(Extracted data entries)
===============

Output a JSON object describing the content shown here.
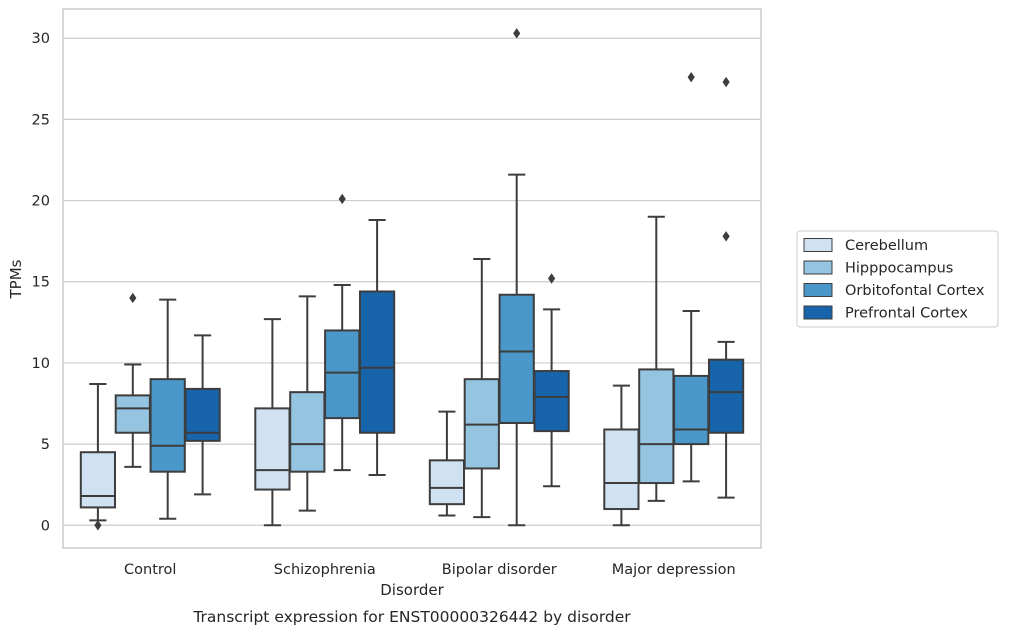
{
  "chart_data": {
    "type": "box",
    "caption": "Transcript expression for ENST00000326442 by disorder",
    "xlabel": "Disorder",
    "ylabel": "TPMs",
    "ylim": [
      -1.4,
      31.8
    ],
    "yticks": [
      0,
      5,
      10,
      15,
      20,
      25,
      30
    ],
    "grid": true,
    "legend_position": "right",
    "categories": [
      "Control",
      "Schizophrenia",
      "Bipolar disorder",
      "Major depression"
    ],
    "series": [
      {
        "name": "Cerebellum",
        "color": "#d0e1f2",
        "boxes": [
          {
            "whisker_low": 0.3,
            "q1": 1.1,
            "median": 1.8,
            "q3": 4.5,
            "whisker_high": 8.7,
            "outliers": [
              0.0
            ]
          },
          {
            "whisker_low": 0.0,
            "q1": 2.2,
            "median": 3.4,
            "q3": 7.2,
            "whisker_high": 12.7,
            "outliers": []
          },
          {
            "whisker_low": 0.6,
            "q1": 1.3,
            "median": 2.3,
            "q3": 4.0,
            "whisker_high": 7.0,
            "outliers": []
          },
          {
            "whisker_low": 0.0,
            "q1": 1.0,
            "median": 2.6,
            "q3": 5.9,
            "whisker_high": 8.6,
            "outliers": []
          }
        ]
      },
      {
        "name": "Hipppocampus",
        "color": "#94c4df",
        "boxes": [
          {
            "whisker_low": 3.6,
            "q1": 5.7,
            "median": 7.2,
            "q3": 8.0,
            "whisker_high": 9.9,
            "outliers": [
              14.0
            ]
          },
          {
            "whisker_low": 0.9,
            "q1": 3.3,
            "median": 5.0,
            "q3": 8.2,
            "whisker_high": 14.1,
            "outliers": []
          },
          {
            "whisker_low": 0.5,
            "q1": 3.5,
            "median": 6.2,
            "q3": 9.0,
            "whisker_high": 16.4,
            "outliers": []
          },
          {
            "whisker_low": 1.5,
            "q1": 2.6,
            "median": 5.0,
            "q3": 9.6,
            "whisker_high": 19.0,
            "outliers": []
          }
        ]
      },
      {
        "name": "Orbitofontal Cortex",
        "color": "#4a98c9",
        "boxes": [
          {
            "whisker_low": 0.4,
            "q1": 3.3,
            "median": 4.9,
            "q3": 9.0,
            "whisker_high": 13.9,
            "outliers": []
          },
          {
            "whisker_low": 3.4,
            "q1": 6.6,
            "median": 9.4,
            "q3": 12.0,
            "whisker_high": 14.8,
            "outliers": [
              20.1
            ]
          },
          {
            "whisker_low": 0.0,
            "q1": 6.3,
            "median": 10.7,
            "q3": 14.2,
            "whisker_high": 21.6,
            "outliers": [
              30.3
            ]
          },
          {
            "whisker_low": 2.7,
            "q1": 5.0,
            "median": 5.9,
            "q3": 9.2,
            "whisker_high": 13.2,
            "outliers": [
              27.6
            ]
          }
        ]
      },
      {
        "name": "Prefrontal Cortex",
        "color": "#1764ab",
        "boxes": [
          {
            "whisker_low": 1.9,
            "q1": 5.2,
            "median": 5.7,
            "q3": 8.4,
            "whisker_high": 11.7,
            "outliers": []
          },
          {
            "whisker_low": 3.1,
            "q1": 5.7,
            "median": 9.7,
            "q3": 14.4,
            "whisker_high": 18.8,
            "outliers": []
          },
          {
            "whisker_low": 2.4,
            "q1": 5.8,
            "median": 7.9,
            "q3": 9.5,
            "whisker_high": 13.3,
            "outliers": [
              15.2
            ]
          },
          {
            "whisker_low": 1.7,
            "q1": 5.7,
            "median": 8.2,
            "q3": 10.2,
            "whisker_high": 11.3,
            "outliers": [
              17.8,
              27.3
            ]
          }
        ]
      }
    ]
  }
}
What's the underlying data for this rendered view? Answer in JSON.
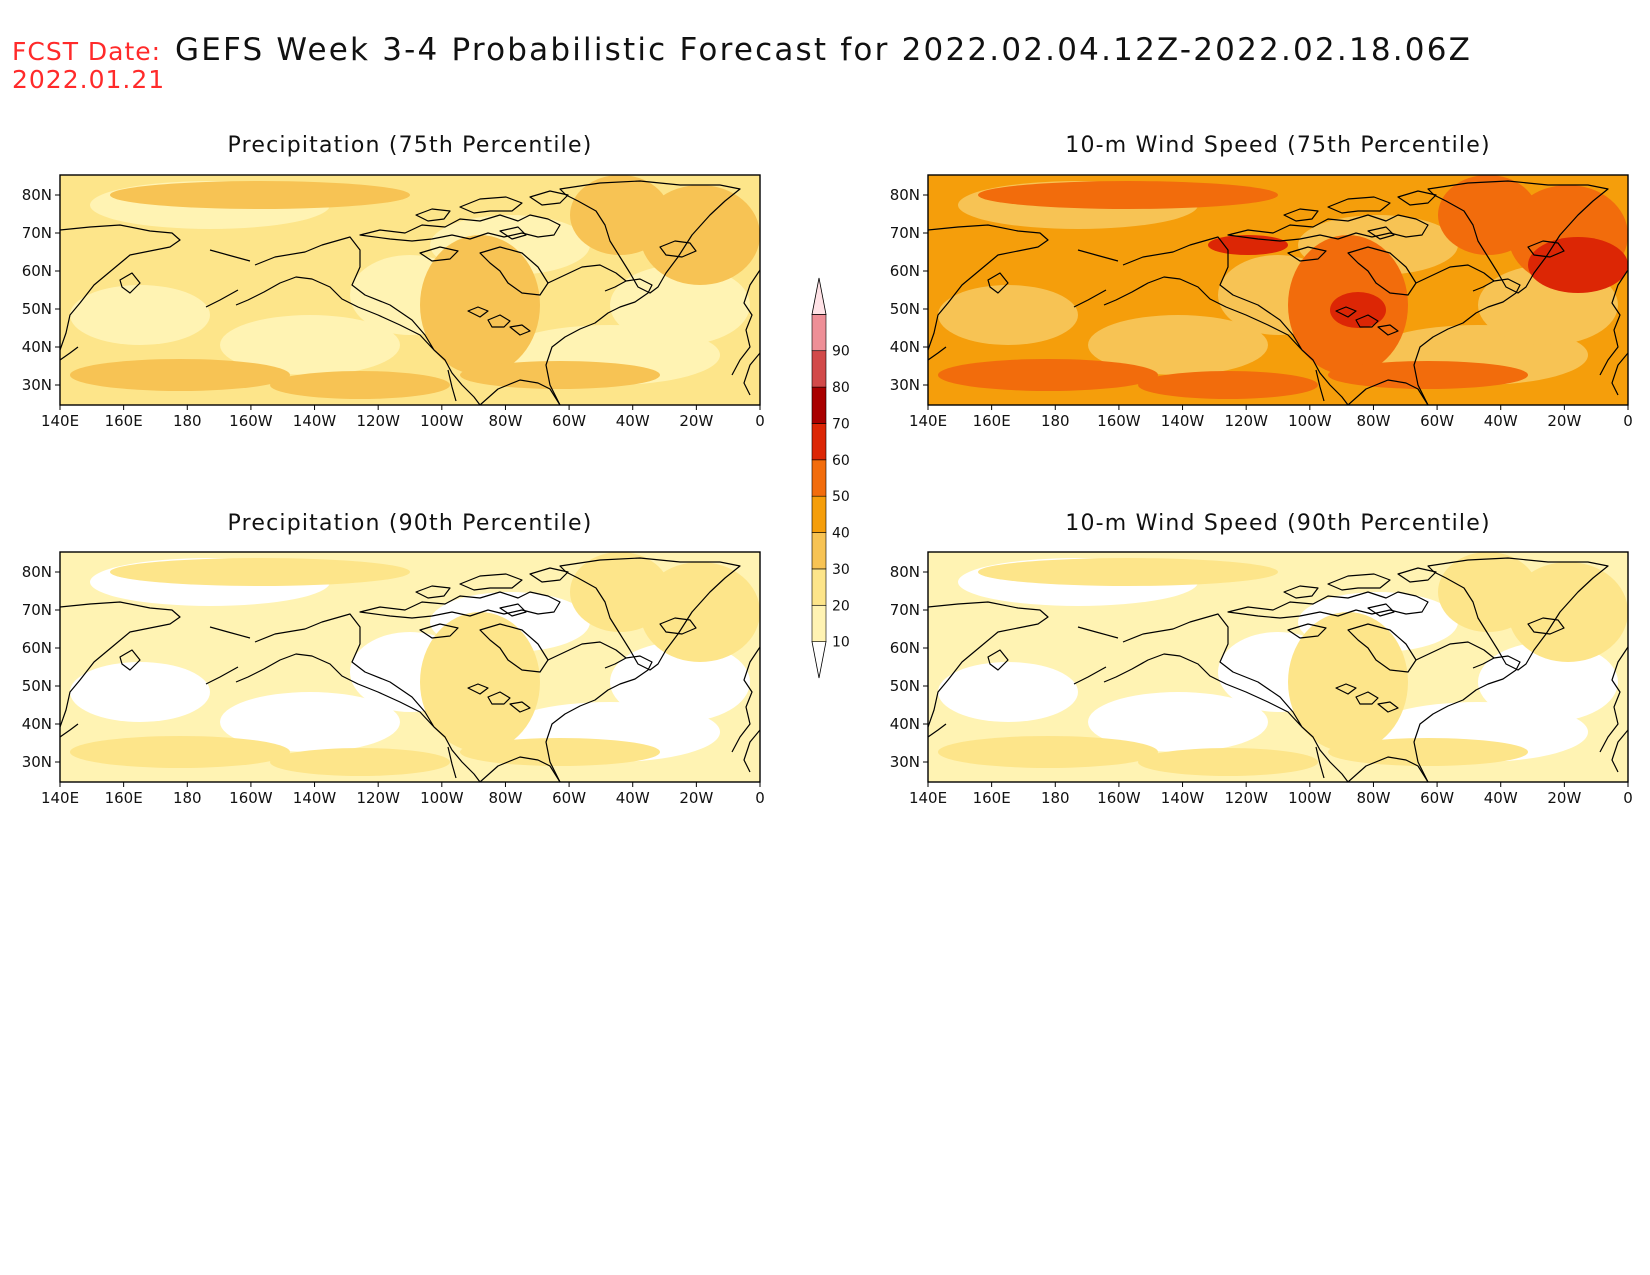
{
  "header": {
    "fcst_label": "FCST Date:",
    "fcst_date": "2022.01.21",
    "title": "GEFS Week 3-4 Probabilistic Forecast for 2022.02.04.12Z-2022.02.18.06Z"
  },
  "axes": {
    "lon_ticks": [
      "140E",
      "160E",
      "180",
      "160W",
      "140W",
      "120W",
      "100W",
      "80W",
      "60W",
      "40W",
      "20W",
      "0"
    ],
    "lat_ticks": [
      "80N",
      "70N",
      "60N",
      "50N",
      "40N",
      "30N"
    ]
  },
  "colorbar": {
    "levels": [
      "10",
      "20",
      "30",
      "40",
      "50",
      "60",
      "70",
      "80",
      "90"
    ],
    "colors": [
      "#ffffff",
      "#fff3b3",
      "#fde58a",
      "#f7c354",
      "#f59e0b",
      "#f26c0c",
      "#dc2605",
      "#a90000",
      "#d24a4a",
      "#ee8f97",
      "#ffe2e6"
    ]
  },
  "panels": [
    {
      "id": "precip-75",
      "title": "Precipitation (75th Percentile)",
      "fill_level": 2
    },
    {
      "id": "wind-75",
      "title": "10-m Wind Speed (75th Percentile)",
      "fill_level": 4
    },
    {
      "id": "precip-90",
      "title": "Precipitation (90th Percentile)",
      "fill_level": 1
    },
    {
      "id": "wind-90",
      "title": "10-m Wind Speed (90th Percentile)",
      "fill_level": 1
    }
  ]
}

===============

--- WHAT TO WORK ON ---
All records above are to be printed exactly, minus the pictures they contain.

--- OUTPUT BELOW ---
Output a JSON object describing the content shown here.
{
  "chart_data": {
    "type": "box",
    "caption": "Transcript expression for ENST00000326442 by disorder",
    "xlabel": "Disorder",
    "ylabel": "TPMs",
    "ylim": [
      -1.4,
      31.8
    ],
    "yticks": [
      0,
      5,
      10,
      15,
      20,
      25,
      30
    ],
    "grid": true,
    "legend_position": "right",
    "categories": [
      "Control",
      "Schizophrenia",
      "Bipolar disorder",
      "Major depression"
    ],
    "series": [
      {
        "name": "Cerebellum",
        "color": "#d0e1f2",
        "boxes": [
          {
            "whisker_low": 0.3,
            "q1": 1.1,
            "median": 1.8,
            "q3": 4.5,
            "whisker_high": 8.7,
            "outliers": [
              0.0
            ]
          },
          {
            "whisker_low": 0.0,
            "q1": 2.2,
            "median": 3.4,
            "q3": 7.2,
            "whisker_high": 12.7,
            "outliers": []
          },
          {
            "whisker_low": 0.6,
            "q1": 1.3,
            "median": 2.3,
            "q3": 4.0,
            "whisker_high": 7.0,
            "outliers": []
          },
          {
            "whisker_low": 0.0,
            "q1": 1.0,
            "median": 2.6,
            "q3": 5.9,
            "whisker_high": 8.6,
            "outliers": []
          }
        ]
      },
      {
        "name": "Hipppocampus",
        "color": "#94c4df",
        "boxes": [
          {
            "whisker_low": 3.6,
            "q1": 5.7,
            "median": 7.2,
            "q3": 8.0,
            "whisker_high": 9.9,
            "outliers": [
              14.0
            ]
          },
          {
            "whisker_low": 0.9,
            "q1": 3.3,
            "median": 5.0,
            "q3": 8.2,
            "whisker_high": 14.1,
            "outliers": []
          },
          {
            "whisker_low": 0.5,
            "q1": 3.5,
            "median": 6.2,
            "q3": 9.0,
            "whisker_high": 16.4,
            "outliers": []
          },
          {
            "whisker_low": 1.5,
            "q1": 2.6,
            "median": 5.0,
            "q3": 9.6,
            "whisker_high": 19.0,
            "outliers": []
          }
        ]
      },
      {
        "name": "Orbitofontal Cortex",
        "color": "#4a98c9",
        "boxes": [
          {
            "whisker_low": 0.4,
            "q1": 3.3,
            "median": 4.9,
            "q3": 9.0,
            "whisker_high": 13.9,
            "outliers": []
          },
          {
            "whisker_low": 3.4,
            "q1": 6.6,
            "median": 9.4,
            "q3": 12.0,
            "whisker_high": 14.8,
            "outliers": [
              20.1
            ]
          },
          {
            "whisker_low": 0.0,
            "q1": 6.3,
            "median": 10.7,
            "q3": 14.2,
            "whisker_high": 21.6,
            "outliers": [
              30.3
            ]
          },
          {
            "whisker_low": 2.7,
            "q1": 5.0,
            "median": 5.9,
            "q3": 9.2,
            "whisker_high": 13.2,
            "outliers": [
              27.6
            ]
          }
        ]
      },
      {
        "name": "Prefrontal Cortex",
        "color": "#1764ab",
        "boxes": [
          {
            "whisker_low": 1.9,
            "q1": 5.2,
            "median": 5.7,
            "q3": 8.4,
            "whisker_high": 11.7,
            "outliers": []
          },
          {
            "whisker_low": 3.1,
            "q1": 5.7,
            "median": 9.7,
            "q3": 14.4,
            "whisker_high": 18.8,
            "outliers": []
          },
          {
            "whisker_low": 2.4,
            "q1": 5.8,
            "median": 7.9,
            "q3": 9.5,
            "whisker_high": 13.3,
            "outliers": [
              15.2
            ]
          },
          {
            "whisker_low": 1.7,
            "q1": 5.7,
            "median": 8.2,
            "q3": 10.2,
            "whisker_high": 11.3,
            "outliers": [
              17.8,
              27.3
            ]
          }
        ]
      }
    ]
  }
}
What's the underlying data for this rendered view? Answer in JSON.
{
  "header": {
    "fcst_label": "FCST Date:",
    "fcst_date": "2022.01.21",
    "title": "GEFS Week 3-4 Probabilistic Forecast for 2022.02.04.12Z-2022.02.18.06Z"
  },
  "axes": {
    "lon_ticks": [
      "140E",
      "160E",
      "180",
      "160W",
      "140W",
      "120W",
      "100W",
      "80W",
      "60W",
      "40W",
      "20W",
      "0"
    ],
    "lat_ticks": [
      "80N",
      "70N",
      "60N",
      "50N",
      "40N",
      "30N"
    ]
  },
  "colorbar": {
    "levels": [
      "10",
      "20",
      "30",
      "40",
      "50",
      "60",
      "70",
      "80",
      "90"
    ],
    "colors": [
      "#ffffff",
      "#fff3b3",
      "#fde58a",
      "#f7c354",
      "#f59e0b",
      "#f26c0c",
      "#dc2605",
      "#a90000",
      "#d24a4a",
      "#ee8f97",
      "#ffe2e6"
    ]
  },
  "panels": [
    {
      "id": "precip-75",
      "title": "Precipitation (75th Percentile)",
      "fill_level": 2
    },
    {
      "id": "wind-75",
      "title": "10-m Wind Speed (75th Percentile)",
      "fill_level": 4
    },
    {
      "id": "precip-90",
      "title": "Precipitation (90th Percentile)",
      "fill_level": 1
    },
    {
      "id": "wind-90",
      "title": "10-m Wind Speed (90th Percentile)",
      "fill_level": 1
    }
  ]
}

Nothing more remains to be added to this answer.